━━━ Data for this exercise

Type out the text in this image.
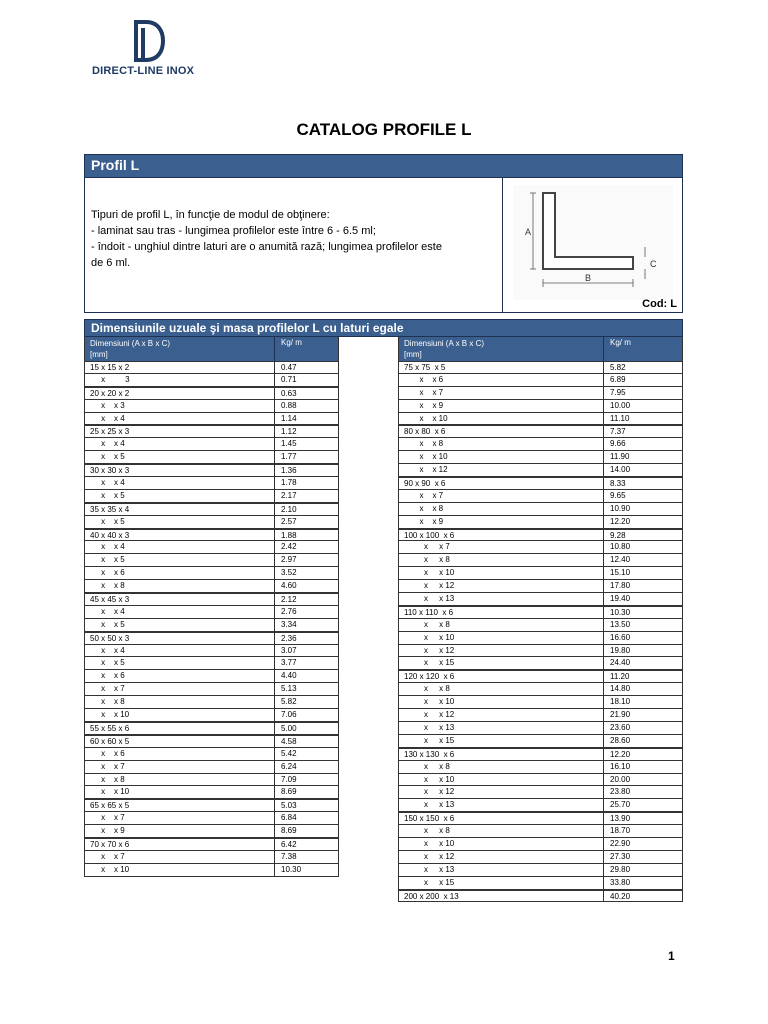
DIRECT-LINE INOX
CATALOG PROFILE L
Profil L
Tipuri de profil L, în funcţie de modul de obţinere:
- laminat sau tras - lungimea profilelor este între 6 - 6.5 ml;
- îndoit - unghiul dintre laturi are o anumită rază; lungimea profilelor este
de 6 ml.
A
B
C
Cod: L
Dimensiunile uzuale şi masa profilelor L cu laturi egale
Dimensiuni (A x B x C)
[mm]
Kg/ m
15 x 15 x 2	0.47
x         3	0.71
20 x 20 x 2	0.63
x    x 3	0.88
x    x 4	1.14
25 x 25 x 3	1.12
x    x 4	1.45
x    x 5	1.77
30 x 30 x 3	1.36
x    x 4	1.78
x    x 5	2.17
35 x 35 x 4	2.10
x    x 5	2.57
40 x 40 x 3	1.88
x    x 4	2.42
x    x 5	2.97
x    x 6	3.52
x    x 8	4.60
45 x 45 x 3	2.12
x    x 4	2.76
x    x 5	3.34
50 x 50 x 3	2.36
x    x 4	3.07
x    x 5	3.77
x    x 6	4.40
x    x 7	5.13
x    x 8	5.82
x    x 10	7.06
55 x 55 x 6	5.00
60 x 60 x 5	4.58
x    x 6	5.42
x    x 7	6.24
x    x 8	7.09
x    x 10	8.69
65 x 65 x 5	5.03
x    x 7	6.84
x    x 9	8.69
70 x 70 x 6	6.42
x    x 7	7.38
x    x 10	10.30
Dimensiuni (A x B x C)
[mm]
Kg/ m
75 x 75  x 5	5.82
x    x 6	6.89
x    x 7	7.95
x    x 9	10.00
x    x 10	11.10
80 x 80  x 6	7.37
x    x 8	9.66
x    x 10	11.90
x    x 12	14.00
90 x 90  x 6	8.33
x    x 7	9.65
x    x 8	10.90
x    x 9	12.20
100 x 100  x 6	9.28
x     x 7	10.80
x     x 8	12.40
x     x 10	15.10
x     x 12	17.80
x     x 13	19.40
110 x 110  x 6	10.30
x     x 8	13.50
x     x 10	16.60
x     x 12	19.80
x     x 15	24.40
120 x 120  x 6	11.20
x     x 8	14.80
x     x 10	18.10
x     x 12	21.90
x     x 13	23.60
x     x 15	28.60
130 x 130  x 6	12.20
x     x 8	16.10
x     x 10	20.00
x     x 12	23.80
x     x 13	25.70
150 x 150  x 6	13.90
x     x 8	18.70
x     x 10	22.90
x     x 12	27.30
x     x 13	29.80
x     x 15	33.80
200 x 200  x 13	40.20
1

━━━━━━

Exercise:
Exclude the pictures. Write out the remaining data exactly.

Result of the exercise:
Type out the text in this image.
DIRECT-LINE INOX
CATALOG PROFILE L
Profil L
Tipuri de profil L, în funcţie de modul de obţinere:
- laminat sau tras - lungimea profilelor este între 6 - 6.5 ml;
- îndoit - unghiul dintre laturi are o anumită rază; lungimea profilelor este
de 6 ml.
A
B
C
Cod: L
Dimensiunile uzuale şi masa profilelor L cu laturi egale
Dimensiuni (A x B x C)
[mm]
Kg/ m
15 x 15 x 2	0.47
x         3	0.71
20 x 20 x 2	0.63
x    x 3	0.88
x    x 4	1.14
25 x 25 x 3	1.12
x    x 4	1.45
x    x 5	1.77
30 x 30 x 3	1.36
x    x 4	1.78
x    x 5	2.17
35 x 35 x 4	2.10
x    x 5	2.57
40 x 40 x 3	1.88
x    x 4	2.42
x    x 5	2.97
x    x 6	3.52
x    x 8	4.60
45 x 45 x 3	2.12
x    x 4	2.76
x    x 5	3.34
50 x 50 x 3	2.36
x    x 4	3.07
x    x 5	3.77
x    x 6	4.40
x    x 7	5.13
x    x 8	5.82
x    x 10	7.06
55 x 55 x 6	5.00
60 x 60 x 5	4.58
x    x 6	5.42
x    x 7	6.24
x    x 8	7.09
x    x 10	8.69
65 x 65 x 5	5.03
x    x 7	6.84
x    x 9	8.69
70 x 70 x 6	6.42
x    x 7	7.38
x    x 10	10.30
Dimensiuni (A x B x C)
[mm]
Kg/ m
75 x 75  x 5	5.82
x    x 6	6.89
x    x 7	7.95
x    x 9	10.00
x    x 10	11.10
80 x 80  x 6	7.37
x    x 8	9.66
x    x 10	11.90
x    x 12	14.00
90 x 90  x 6	8.33
x    x 7	9.65
x    x 8	10.90
x    x 9	12.20
100 x 100  x 6	9.28
x     x 7	10.80
x     x 8	12.40
x     x 10	15.10
x     x 12	17.80
x     x 13	19.40
110 x 110  x 6	10.30
x     x 8	13.50
x     x 10	16.60
x     x 12	19.80
x     x 15	24.40
120 x 120  x 6	11.20
x     x 8	14.80
x     x 10	18.10
x     x 12	21.90
x     x 13	23.60
x     x 15	28.60
130 x 130  x 6	12.20
x     x 8	16.10
x     x 10	20.00
x     x 12	23.80
x     x 13	25.70
150 x 150  x 6	13.90
x     x 8	18.70
x     x 10	22.90
x     x 12	27.30
x     x 13	29.80
x     x 15	33.80
200 x 200  x 13	40.20
1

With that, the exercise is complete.